### INSTRUCTION:
Repeat, exactly and completely, the entries shown underneath.

[Records contained in a dataset]

========================================

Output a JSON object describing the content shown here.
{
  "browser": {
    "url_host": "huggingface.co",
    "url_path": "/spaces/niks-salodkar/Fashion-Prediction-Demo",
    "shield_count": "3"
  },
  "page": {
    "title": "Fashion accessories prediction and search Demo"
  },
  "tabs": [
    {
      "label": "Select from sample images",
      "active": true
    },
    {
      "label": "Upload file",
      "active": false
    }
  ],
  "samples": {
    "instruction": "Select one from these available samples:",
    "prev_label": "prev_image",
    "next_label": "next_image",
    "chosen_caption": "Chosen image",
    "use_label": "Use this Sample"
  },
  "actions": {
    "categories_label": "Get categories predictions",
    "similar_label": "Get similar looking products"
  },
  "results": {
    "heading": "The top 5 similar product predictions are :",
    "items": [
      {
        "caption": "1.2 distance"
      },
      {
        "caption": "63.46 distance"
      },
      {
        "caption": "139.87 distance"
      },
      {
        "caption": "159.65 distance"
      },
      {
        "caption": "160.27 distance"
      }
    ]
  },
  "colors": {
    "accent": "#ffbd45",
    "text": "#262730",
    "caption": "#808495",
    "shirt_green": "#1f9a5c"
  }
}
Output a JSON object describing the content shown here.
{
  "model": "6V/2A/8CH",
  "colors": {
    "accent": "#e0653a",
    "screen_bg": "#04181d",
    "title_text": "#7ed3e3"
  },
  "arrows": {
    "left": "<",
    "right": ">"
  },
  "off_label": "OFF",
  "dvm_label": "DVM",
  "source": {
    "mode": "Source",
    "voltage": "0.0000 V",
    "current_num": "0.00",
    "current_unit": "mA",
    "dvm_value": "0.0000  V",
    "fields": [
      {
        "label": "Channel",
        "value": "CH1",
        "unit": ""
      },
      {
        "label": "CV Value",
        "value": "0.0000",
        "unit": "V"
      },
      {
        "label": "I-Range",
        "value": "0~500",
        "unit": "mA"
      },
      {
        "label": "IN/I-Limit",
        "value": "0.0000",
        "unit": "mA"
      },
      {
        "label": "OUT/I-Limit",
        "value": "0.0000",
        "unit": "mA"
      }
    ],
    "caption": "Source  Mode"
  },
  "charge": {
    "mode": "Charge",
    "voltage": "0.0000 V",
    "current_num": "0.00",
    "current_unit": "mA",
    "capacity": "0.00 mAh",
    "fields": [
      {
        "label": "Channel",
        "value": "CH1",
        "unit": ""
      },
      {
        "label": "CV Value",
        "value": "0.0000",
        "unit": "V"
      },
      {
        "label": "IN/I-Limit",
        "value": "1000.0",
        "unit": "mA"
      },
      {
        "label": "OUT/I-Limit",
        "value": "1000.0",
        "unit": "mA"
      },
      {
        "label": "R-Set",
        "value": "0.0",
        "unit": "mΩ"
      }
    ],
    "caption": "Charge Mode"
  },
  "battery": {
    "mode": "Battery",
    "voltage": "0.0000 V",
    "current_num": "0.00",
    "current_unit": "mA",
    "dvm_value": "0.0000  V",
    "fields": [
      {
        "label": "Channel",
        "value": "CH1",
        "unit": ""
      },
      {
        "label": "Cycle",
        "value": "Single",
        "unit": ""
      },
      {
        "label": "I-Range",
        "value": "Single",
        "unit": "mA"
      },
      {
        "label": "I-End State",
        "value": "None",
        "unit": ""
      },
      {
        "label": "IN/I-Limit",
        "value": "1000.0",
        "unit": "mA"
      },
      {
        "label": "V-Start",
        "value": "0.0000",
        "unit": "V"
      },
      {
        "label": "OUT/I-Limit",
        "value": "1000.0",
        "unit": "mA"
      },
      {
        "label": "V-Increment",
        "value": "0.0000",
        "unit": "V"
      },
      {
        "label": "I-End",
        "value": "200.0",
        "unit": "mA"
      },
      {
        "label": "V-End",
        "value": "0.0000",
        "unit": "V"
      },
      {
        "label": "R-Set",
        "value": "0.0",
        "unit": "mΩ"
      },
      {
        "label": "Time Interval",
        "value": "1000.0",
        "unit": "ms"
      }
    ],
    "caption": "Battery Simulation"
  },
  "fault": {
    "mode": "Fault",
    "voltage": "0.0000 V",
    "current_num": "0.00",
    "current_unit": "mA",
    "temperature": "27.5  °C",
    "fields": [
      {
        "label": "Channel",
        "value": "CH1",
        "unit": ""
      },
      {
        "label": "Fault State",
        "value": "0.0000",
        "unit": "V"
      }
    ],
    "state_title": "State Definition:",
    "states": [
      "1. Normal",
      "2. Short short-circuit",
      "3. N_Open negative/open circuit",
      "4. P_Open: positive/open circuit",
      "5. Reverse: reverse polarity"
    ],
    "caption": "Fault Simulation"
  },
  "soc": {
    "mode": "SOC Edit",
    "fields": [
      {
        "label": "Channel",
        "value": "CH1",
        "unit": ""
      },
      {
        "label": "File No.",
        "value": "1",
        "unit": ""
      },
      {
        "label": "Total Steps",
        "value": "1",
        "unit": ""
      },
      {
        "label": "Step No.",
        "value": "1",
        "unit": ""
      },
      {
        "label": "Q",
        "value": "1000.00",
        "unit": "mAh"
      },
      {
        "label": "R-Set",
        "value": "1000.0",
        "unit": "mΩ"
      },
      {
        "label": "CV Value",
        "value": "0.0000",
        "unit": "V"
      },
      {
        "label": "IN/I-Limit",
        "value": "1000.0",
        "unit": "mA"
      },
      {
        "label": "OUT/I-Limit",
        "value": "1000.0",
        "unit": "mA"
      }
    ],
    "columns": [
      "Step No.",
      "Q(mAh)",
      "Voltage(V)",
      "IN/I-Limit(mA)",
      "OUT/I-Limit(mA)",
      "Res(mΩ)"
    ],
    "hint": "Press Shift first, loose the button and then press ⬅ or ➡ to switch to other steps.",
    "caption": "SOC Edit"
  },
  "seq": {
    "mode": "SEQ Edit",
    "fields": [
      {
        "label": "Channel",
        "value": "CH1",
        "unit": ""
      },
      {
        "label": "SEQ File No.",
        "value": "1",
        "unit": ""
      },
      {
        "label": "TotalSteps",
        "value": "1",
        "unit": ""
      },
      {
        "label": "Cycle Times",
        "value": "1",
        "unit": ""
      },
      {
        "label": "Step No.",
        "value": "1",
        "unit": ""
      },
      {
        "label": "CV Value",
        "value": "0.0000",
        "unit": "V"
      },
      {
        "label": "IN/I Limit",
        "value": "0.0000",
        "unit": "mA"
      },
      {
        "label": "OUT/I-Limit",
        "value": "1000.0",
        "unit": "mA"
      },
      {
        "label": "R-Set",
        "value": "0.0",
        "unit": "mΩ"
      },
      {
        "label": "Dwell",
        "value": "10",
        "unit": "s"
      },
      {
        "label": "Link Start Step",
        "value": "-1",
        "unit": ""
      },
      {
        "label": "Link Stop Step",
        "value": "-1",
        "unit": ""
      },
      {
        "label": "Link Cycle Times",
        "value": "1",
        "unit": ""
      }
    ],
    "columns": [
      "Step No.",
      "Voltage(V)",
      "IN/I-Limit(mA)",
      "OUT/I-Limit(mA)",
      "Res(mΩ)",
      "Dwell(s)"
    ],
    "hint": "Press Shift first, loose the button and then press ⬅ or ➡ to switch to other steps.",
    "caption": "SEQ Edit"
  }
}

========================================

### FINISHED ANSWER:
Output a JSON object describing the content shown here.
{
  "browser": {
    "url_host": "huggingface.co",
    "url_path": "/spaces/niks-salodkar/Fashion-Prediction-Demo",
    "shield_count": "3"
  },
  "page": {
    "title": "Fashion accessories prediction and search Demo"
  },
  "tabs": [
    {
      "label": "Select from sample images",
      "active": true
    },
    {
      "label": "Upload file",
      "active": false
    }
  ],
  "samples": {
    "instruction": "Select one from these available samples:",
    "prev_label": "prev_image",
    "next_label": "next_image",
    "chosen_caption": "Chosen image",
    "use_label": "Use this Sample"
  },
  "actions": {
    "categories_label": "Get categories predictions",
    "similar_label": "Get similar looking products"
  },
  "results": {
    "heading": "The top 5 similar product predictions are :",
    "items": [
      {
        "caption": "1.2 distance"
      },
      {
        "caption": "63.46 distance"
      },
      {
        "caption": "139.87 distance"
      },
      {
        "caption": "159.65 distance"
      },
      {
        "caption": "160.27 distance"
      }
    ]
  },
  "colors": {
    "accent": "#ffbd45",
    "text": "#262730",
    "caption": "#808495",
    "shirt_green": "#1f9a5c"
  }
}
Output a JSON object describing the content shown here.
{
  "model": "6V/2A/8CH",
  "colors": {
    "accent": "#e0653a",
    "screen_bg": "#04181d",
    "title_text": "#7ed3e3"
  },
  "arrows": {
    "left": "<",
    "right": ">"
  },
  "off_label": "OFF",
  "dvm_label": "DVM",
  "source": {
    "mode": "Source",
    "voltage": "0.0000 V",
    "current_num": "0.00",
    "current_unit": "mA",
    "dvm_value": "0.0000  V",
    "fields": [
      {
        "label": "Channel",
        "value": "CH1",
        "unit": ""
      },
      {
        "label": "CV Value",
        "value": "0.0000",
        "unit": "V"
      },
      {
        "label": "I-Range",
        "value": "0~500",
        "unit": "mA"
      },
      {
        "label": "IN/I-Limit",
        "value": "0.0000",
        "unit": "mA"
      },
      {
        "label": "OUT/I-Limit",
        "value": "0.0000",
        "unit": "mA"
      }
    ],
    "caption": "Source  Mode"
  },
  "charge": {
    "mode": "Charge",
    "voltage": "0.0000 V",
    "current_num": "0.00",
    "current_unit": "mA",
    "capacity": "0.00 mAh",
    "fields": [
      {
        "label": "Channel",
        "value": "CH1",
        "unit": ""
      },
      {
        "label": "CV Value",
        "value": "0.0000",
        "unit": "V"
      },
      {
        "label": "IN/I-Limit",
        "value": "1000.0",
        "unit": "mA"
      },
      {
        "label": "OUT/I-Limit",
        "value": "1000.0",
        "unit": "mA"
      },
      {
        "label": "R-Set",
        "value": "0.0",
        "unit": "mΩ"
      }
    ],
    "caption": "Charge Mode"
  },
  "battery": {
    "mode": "Battery",
    "voltage": "0.0000 V",
    "current_num": "0.00",
    "current_unit": "mA",
    "dvm_value": "0.0000  V",
    "fields": [
      {
        "label": "Channel",
        "value": "CH1",
        "unit": ""
      },
      {
        "label": "Cycle",
        "value": "Single",
        "unit": ""
      },
      {
        "label": "I-Range",
        "value": "Single",
        "unit": "mA"
      },
      {
        "label": "I-End State",
        "value": "None",
        "unit": ""
      },
      {
        "label": "IN/I-Limit",
        "value": "1000.0",
        "unit": "mA"
      },
      {
        "label": "V-Start",
        "value": "0.0000",
        "unit": "V"
      },
      {
        "label": "OUT/I-Limit",
        "value": "1000.0",
        "unit": "mA"
      },
      {
        "label": "V-Increment",
        "value": "0.0000",
        "unit": "V"
      },
      {
        "label": "I-End",
        "value": "200.0",
        "unit": "mA"
      },
      {
        "label": "V-End",
        "value": "0.0000",
        "unit": "V"
      },
      {
        "label": "R-Set",
        "value": "0.0",
        "unit": "mΩ"
      },
      {
        "label": "Time Interval",
        "value": "1000.0",
        "unit": "ms"
      }
    ],
    "caption": "Battery Simulation"
  },
  "fault": {
    "mode": "Fault",
    "voltage": "0.0000 V",
    "current_num": "0.00",
    "current_unit": "mA",
    "temperature": "27.5  °C",
    "fields": [
      {
        "label": "Channel",
        "value": "CH1",
        "unit": ""
      },
      {
        "label": "Fault State",
        "value": "0.0000",
        "unit": "V"
      }
    ],
    "state_title": "State Definition:",
    "states": [
      "1. Normal",
      "2. Short short-circuit",
      "3. N_Open negative/open circuit",
      "4. P_Open: positive/open circuit",
      "5. Reverse: reverse polarity"
    ],
    "caption": "Fault Simulation"
  },
  "soc": {
    "mode": "SOC Edit",
    "fields": [
      {
        "label": "Channel",
        "value": "CH1",
        "unit": ""
      },
      {
        "label": "File No.",
        "value": "1",
        "unit": ""
      },
      {
        "label": "Total Steps",
        "value": "1",
        "unit": ""
      },
      {
        "label": "Step No.",
        "value": "1",
        "unit": ""
      },
      {
        "label": "Q",
        "value": "1000.00",
        "unit": "mAh"
      },
      {
        "label": "R-Set",
        "value": "1000.0",
        "unit": "mΩ"
      },
      {
        "label": "CV Value",
        "value": "0.0000",
        "unit": "V"
      },
      {
        "label": "IN/I-Limit",
        "value": "1000.0",
        "unit": "mA"
      },
      {
        "label": "OUT/I-Limit",
        "value": "1000.0",
        "unit": "mA"
      }
    ],
    "columns": [
      "Step No.",
      "Q(mAh)",
      "Voltage(V)",
      "IN/I-Limit(mA)",
      "OUT/I-Limit(mA)",
      "Res(mΩ)"
    ],
    "hint": "Press Shift first, loose the button and then press ⬅ or ➡ to switch to other steps.",
    "caption": "SOC Edit"
  },
  "seq": {
    "mode": "SEQ Edit",
    "fields": [
      {
        "label": "Channel",
        "value": "CH1",
        "unit": ""
      },
      {
        "label": "SEQ File No.",
        "value": "1",
        "unit": ""
      },
      {
        "label": "TotalSteps",
        "value": "1",
        "unit": ""
      },
      {
        "label": "Cycle Times",
        "value": "1",
        "unit": ""
      },
      {
        "label": "Step No.",
        "value": "1",
        "unit": ""
      },
      {
        "label": "CV Value",
        "value": "0.0000",
        "unit": "V"
      },
      {
        "label": "IN/I Limit",
        "value": "0.0000",
        "unit": "mA"
      },
      {
        "label": "OUT/I-Limit",
        "value": "1000.0",
        "unit": "mA"
      },
      {
        "label": "R-Set",
        "value": "0.0",
        "unit": "mΩ"
      },
      {
        "label": "Dwell",
        "value": "10",
        "unit": "s"
      },
      {
        "label": "Link Start Step",
        "value": "-1",
        "unit": ""
      },
      {
        "label": "Link Stop Step",
        "value": "-1",
        "unit": ""
      },
      {
        "label": "Link Cycle Times",
        "value": "1",
        "unit": ""
      }
    ],
    "columns": [
      "Step No.",
      "Voltage(V)",
      "IN/I-Limit(mA)",
      "OUT/I-Limit(mA)",
      "Res(mΩ)",
      "Dwell(s)"
    ],
    "hint": "Press Shift first, loose the button and then press ⬅ or ➡ to switch to other steps.",
    "caption": "SEQ Edit"
  }
}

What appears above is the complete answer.